## Complete the following
1. In the passage on federated learning in underwater wireless IoT networks, which policy is proposed for rapidly changing networks?
2. Carry on the passage about federated learning in underwater wireless IoT networks, picking up right after its last sentence.

===== Supplied text

An underwater wireless IoT network that enables FL is designed to empower IoT technology. The network consists of edge devices, an FL server, and controllers, where the controllers can assist FL.
A MAB-based framework is provided to reformulate the dynamic scheduling problem for FL in underwater wireless IoT networks, and both time efficiency and security are jointly considered in the provided framework.
We introduce a voting mechanism to enhance the security and propose a prediction model to evaluate the security based on the performance of each edge device in order to reduce the communication costs of the voting mechanism.
We propose a UCB-SC policy for relatively stable underwater wireless IoT networks and a UCB-SCP policy for rapidly changing networks. They can realize the comprehensive optimization of the security and efficiency of FL in underwater wireless IoT networks. The proposed policies are encoded into the smart contract to ensure their proper execution.
We give the upper bounds of the expected performance regret of our proposed policies and carry out simulation experiments. Overall, we verify our proposed policies’ feasibility both theoretically and experimentally.

The remainder of the paper is organized as follows. Some background information and related works are introduced in Section 2. Section 3 presents the system architecture and the problem formulation, discussing the specific challenges and methods employed in the FL-enabled underwater wireless IoT network. In Section 4, we introduce the voting mechanism for secure dynamic scheduling and propose the UCB-SC policy, elaborating on the security considerations that are crucial for maintaining secure FL processes. Section 5 details the proposed UCB-SCP policy within the security prediction model, which enhances security assessments through advanced predictive analytics and significantly reduces the operational and communication overheads. Section 6 describes the numerical experiments that are conducted to validate the efficacy of our proposed methods, followed by a discussion of the results. Finally, Section 7 concludes the paper with a summary of our findings and future research directions.

==========
===== Data listing

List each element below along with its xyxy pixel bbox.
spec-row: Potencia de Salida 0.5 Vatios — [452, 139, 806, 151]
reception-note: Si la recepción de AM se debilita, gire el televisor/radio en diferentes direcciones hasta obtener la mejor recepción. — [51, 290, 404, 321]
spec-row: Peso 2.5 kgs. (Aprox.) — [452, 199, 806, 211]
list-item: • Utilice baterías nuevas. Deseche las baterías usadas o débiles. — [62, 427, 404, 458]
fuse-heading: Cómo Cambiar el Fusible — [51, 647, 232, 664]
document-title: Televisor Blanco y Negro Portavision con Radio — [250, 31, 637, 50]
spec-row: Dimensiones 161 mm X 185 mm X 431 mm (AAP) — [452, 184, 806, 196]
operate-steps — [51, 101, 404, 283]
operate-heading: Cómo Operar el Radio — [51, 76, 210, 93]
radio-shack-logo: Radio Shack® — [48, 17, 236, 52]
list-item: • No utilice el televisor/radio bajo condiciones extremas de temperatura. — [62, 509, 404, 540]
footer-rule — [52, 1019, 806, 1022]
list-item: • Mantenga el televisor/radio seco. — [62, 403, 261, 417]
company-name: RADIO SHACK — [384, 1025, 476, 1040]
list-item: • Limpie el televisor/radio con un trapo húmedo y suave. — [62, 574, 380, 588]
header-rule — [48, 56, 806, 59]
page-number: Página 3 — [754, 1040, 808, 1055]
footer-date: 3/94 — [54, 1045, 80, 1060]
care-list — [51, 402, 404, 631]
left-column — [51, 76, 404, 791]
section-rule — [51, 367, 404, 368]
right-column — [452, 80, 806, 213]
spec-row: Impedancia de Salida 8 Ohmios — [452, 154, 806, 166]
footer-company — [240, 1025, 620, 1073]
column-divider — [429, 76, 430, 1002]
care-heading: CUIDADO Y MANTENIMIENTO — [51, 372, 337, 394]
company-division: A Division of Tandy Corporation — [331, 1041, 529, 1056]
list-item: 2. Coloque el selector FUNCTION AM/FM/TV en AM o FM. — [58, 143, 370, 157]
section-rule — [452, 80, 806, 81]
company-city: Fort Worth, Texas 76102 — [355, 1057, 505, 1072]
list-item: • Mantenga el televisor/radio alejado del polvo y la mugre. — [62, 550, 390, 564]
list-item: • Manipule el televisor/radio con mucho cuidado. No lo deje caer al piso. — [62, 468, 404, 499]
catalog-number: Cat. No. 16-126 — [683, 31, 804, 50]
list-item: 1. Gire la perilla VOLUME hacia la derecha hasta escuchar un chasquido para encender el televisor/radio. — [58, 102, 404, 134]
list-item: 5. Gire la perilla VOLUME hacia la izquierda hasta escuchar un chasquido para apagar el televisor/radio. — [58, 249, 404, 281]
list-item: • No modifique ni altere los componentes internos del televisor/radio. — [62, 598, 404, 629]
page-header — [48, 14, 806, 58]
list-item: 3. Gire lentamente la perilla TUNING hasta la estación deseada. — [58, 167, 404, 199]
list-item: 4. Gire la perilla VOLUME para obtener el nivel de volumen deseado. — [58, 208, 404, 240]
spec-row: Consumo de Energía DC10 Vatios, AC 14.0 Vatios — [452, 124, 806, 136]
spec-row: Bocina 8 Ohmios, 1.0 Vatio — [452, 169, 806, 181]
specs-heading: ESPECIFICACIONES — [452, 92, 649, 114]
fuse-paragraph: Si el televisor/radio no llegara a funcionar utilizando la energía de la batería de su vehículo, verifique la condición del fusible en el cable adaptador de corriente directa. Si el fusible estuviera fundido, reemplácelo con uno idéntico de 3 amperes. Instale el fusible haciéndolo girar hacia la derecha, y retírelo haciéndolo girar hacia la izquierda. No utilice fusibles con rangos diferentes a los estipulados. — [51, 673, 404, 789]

==========

## Answers in order
1. The UCB-SCP policy.

2.
Below Table 1, some common abbreviations used in this paper are listed:

2. Background and Related Work

2.1. Efficiency of FL

A number of papers focus on how to accelerate the FL process in terrestrial IoT networks and assume the FL framework is secure. Based on some assumptions related to the communication environment and computing power usage, refs. [8,9] accelerate the FL process by reducing the number of communication rounds through client selection. Some works model resource scheduling in the FL as a multi-objective optimization problem and use deep reinforcement learning [10,11], stochastic optimization [12], and other methods to find satisfactory solutions to achieve efficient FL. Further, the authors of [13,14,15] propose to employ a multi-armed bandit (MAB)-based framework to obtain information about the time latency of each training round and realize proper client scheduling to accelerate the FL process in the case of unknown information, and the work in [16] extends this by taking into account both the importance of the training time latency and local updates in order to reduce the time latency per round and the number of training rounds at the same time.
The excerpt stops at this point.